- _Material for the task_:
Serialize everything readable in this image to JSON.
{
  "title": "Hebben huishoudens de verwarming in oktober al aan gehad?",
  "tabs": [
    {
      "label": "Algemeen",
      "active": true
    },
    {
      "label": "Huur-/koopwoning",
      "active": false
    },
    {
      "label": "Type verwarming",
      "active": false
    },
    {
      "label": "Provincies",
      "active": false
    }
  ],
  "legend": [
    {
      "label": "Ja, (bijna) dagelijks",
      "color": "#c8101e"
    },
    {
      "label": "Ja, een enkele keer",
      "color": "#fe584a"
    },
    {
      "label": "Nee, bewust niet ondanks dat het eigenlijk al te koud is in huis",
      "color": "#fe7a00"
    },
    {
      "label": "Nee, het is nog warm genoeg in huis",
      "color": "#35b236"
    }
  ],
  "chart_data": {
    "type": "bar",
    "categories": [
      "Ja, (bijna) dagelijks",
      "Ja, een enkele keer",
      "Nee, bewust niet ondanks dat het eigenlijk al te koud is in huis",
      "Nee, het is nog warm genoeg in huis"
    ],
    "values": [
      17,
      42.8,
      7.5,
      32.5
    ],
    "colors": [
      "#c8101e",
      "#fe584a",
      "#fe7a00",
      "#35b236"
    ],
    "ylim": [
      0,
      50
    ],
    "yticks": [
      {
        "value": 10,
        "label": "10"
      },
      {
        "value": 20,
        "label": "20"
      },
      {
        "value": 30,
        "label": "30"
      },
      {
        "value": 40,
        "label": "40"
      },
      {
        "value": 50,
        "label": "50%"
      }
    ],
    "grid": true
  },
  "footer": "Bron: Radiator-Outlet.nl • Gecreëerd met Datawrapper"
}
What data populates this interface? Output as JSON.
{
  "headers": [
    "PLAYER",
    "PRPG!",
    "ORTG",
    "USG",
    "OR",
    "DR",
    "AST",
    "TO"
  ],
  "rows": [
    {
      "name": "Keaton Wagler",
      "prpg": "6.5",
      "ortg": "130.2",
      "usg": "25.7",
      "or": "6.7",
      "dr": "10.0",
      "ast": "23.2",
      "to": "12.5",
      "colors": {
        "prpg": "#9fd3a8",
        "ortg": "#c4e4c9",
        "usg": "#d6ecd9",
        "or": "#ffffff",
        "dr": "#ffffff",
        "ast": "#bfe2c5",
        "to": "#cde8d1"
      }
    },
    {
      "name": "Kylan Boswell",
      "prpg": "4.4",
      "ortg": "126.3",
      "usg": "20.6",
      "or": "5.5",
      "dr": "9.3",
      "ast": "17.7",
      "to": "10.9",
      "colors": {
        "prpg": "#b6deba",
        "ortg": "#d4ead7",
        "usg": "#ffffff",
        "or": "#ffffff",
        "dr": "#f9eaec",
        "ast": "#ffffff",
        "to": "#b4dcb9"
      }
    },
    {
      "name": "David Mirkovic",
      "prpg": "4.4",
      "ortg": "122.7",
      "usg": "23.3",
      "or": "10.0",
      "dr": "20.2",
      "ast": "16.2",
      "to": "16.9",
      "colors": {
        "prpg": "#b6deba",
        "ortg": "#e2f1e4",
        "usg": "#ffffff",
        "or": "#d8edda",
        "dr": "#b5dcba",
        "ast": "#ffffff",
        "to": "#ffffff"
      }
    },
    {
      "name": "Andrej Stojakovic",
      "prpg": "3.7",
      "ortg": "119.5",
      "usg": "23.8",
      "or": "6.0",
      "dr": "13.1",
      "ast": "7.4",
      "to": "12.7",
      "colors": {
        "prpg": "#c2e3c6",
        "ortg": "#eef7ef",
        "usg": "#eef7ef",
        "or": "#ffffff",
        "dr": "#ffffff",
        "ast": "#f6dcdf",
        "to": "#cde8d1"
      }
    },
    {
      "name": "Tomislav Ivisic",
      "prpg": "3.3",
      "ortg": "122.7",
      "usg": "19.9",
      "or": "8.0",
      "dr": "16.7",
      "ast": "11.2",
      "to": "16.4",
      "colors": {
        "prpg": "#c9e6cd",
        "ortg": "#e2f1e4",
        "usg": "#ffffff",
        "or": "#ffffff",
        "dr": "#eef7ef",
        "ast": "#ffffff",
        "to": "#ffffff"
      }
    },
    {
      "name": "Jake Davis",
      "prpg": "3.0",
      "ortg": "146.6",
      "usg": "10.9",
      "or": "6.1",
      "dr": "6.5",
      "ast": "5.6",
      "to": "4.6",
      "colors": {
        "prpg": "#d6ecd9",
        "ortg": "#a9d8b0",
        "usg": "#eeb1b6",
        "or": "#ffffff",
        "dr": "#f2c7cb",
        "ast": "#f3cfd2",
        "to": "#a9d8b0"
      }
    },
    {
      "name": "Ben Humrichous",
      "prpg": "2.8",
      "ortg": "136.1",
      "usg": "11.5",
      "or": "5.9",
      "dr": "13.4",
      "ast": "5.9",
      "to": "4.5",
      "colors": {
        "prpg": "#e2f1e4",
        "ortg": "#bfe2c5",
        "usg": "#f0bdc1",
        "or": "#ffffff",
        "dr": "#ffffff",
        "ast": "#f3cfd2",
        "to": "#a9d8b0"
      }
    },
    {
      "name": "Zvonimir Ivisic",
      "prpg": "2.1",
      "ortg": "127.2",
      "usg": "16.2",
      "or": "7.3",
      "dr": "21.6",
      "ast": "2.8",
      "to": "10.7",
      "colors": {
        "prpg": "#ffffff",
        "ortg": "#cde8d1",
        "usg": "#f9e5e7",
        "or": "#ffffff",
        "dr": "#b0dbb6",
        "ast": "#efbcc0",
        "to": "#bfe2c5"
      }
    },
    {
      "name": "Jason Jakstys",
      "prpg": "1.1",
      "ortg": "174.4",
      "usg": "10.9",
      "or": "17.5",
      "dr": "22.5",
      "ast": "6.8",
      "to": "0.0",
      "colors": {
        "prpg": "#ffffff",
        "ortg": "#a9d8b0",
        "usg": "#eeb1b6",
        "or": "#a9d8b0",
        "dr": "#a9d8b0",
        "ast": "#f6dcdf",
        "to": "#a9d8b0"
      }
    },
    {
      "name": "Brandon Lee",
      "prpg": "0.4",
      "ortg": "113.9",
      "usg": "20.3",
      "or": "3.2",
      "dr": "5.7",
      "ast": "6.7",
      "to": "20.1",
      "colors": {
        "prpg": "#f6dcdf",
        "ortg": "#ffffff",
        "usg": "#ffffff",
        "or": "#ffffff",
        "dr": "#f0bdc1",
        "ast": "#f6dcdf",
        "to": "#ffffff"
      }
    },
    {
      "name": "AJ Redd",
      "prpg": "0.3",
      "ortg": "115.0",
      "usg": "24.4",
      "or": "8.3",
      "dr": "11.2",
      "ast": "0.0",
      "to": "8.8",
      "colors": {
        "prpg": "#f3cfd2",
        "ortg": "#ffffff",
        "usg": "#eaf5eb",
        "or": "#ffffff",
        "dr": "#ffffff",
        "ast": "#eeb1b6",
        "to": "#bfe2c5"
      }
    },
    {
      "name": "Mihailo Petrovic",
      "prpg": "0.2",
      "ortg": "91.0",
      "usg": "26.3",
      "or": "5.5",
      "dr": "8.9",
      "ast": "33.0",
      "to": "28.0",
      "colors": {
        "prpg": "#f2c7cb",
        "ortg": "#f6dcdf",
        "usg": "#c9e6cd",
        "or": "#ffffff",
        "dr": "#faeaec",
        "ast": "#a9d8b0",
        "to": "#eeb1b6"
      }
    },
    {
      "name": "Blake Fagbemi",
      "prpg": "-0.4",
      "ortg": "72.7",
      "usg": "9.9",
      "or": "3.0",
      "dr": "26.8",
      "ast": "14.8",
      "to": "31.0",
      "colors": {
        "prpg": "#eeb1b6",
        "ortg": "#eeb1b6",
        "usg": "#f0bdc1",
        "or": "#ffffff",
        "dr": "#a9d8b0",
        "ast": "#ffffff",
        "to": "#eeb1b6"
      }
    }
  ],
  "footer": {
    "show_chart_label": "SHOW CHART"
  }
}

- _Your objective_: Gather up every line in the data above that contains the word "JSON", copying each one.

- _Correct answer_:
Serialize everything readable in this image to JSON.
What data populates this interface? Output as JSON.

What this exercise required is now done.